+++ Material for the task +++
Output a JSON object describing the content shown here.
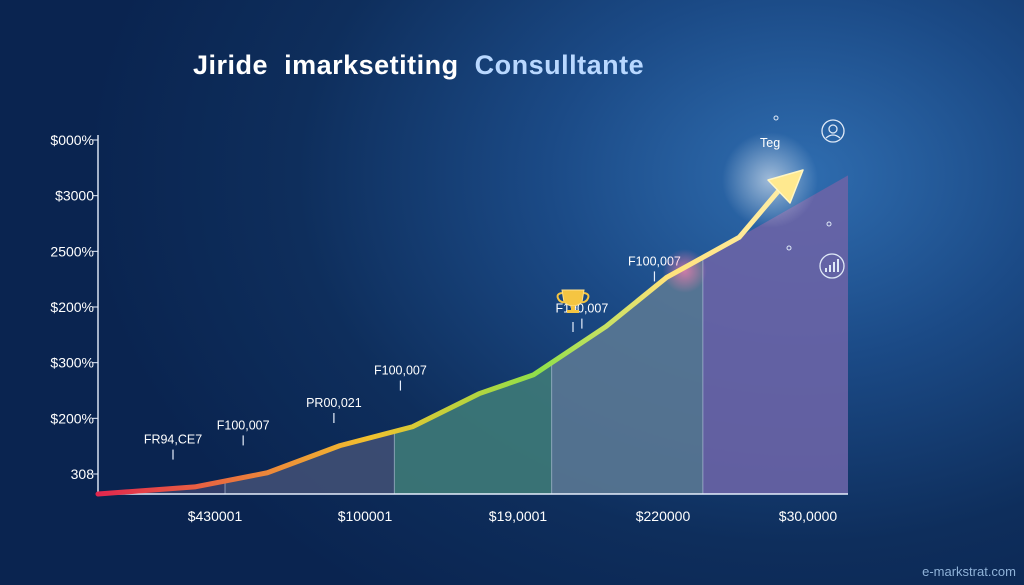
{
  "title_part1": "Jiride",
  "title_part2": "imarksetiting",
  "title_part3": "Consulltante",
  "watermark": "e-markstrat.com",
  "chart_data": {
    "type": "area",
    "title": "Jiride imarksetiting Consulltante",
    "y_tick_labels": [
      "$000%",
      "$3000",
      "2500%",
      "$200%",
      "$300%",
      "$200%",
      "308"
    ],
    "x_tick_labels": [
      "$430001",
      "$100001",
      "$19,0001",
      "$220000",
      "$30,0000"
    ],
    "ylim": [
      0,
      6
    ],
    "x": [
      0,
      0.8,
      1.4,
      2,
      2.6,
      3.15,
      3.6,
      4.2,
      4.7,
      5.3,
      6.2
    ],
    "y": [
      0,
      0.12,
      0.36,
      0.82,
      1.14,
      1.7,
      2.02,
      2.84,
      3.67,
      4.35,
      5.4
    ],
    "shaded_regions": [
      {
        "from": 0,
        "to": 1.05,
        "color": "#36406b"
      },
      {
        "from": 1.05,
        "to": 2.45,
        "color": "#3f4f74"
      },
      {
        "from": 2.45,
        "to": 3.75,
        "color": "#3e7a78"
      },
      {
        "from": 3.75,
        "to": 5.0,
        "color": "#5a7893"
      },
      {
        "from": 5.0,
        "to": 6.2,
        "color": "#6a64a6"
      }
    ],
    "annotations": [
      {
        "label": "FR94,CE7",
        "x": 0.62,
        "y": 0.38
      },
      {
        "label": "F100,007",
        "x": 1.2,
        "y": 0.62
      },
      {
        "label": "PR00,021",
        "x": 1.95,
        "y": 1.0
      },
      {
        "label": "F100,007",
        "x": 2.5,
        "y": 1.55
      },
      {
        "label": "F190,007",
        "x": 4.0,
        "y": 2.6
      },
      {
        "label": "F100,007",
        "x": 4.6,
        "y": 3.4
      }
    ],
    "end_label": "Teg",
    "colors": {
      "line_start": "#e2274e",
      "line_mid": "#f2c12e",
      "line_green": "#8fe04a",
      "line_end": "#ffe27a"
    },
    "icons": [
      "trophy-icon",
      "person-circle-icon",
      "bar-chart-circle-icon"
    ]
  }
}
+++
=== Task description ===
Give only the number of lines in the data that hold the word "Consulltante".

=== Result of the exercise ===
2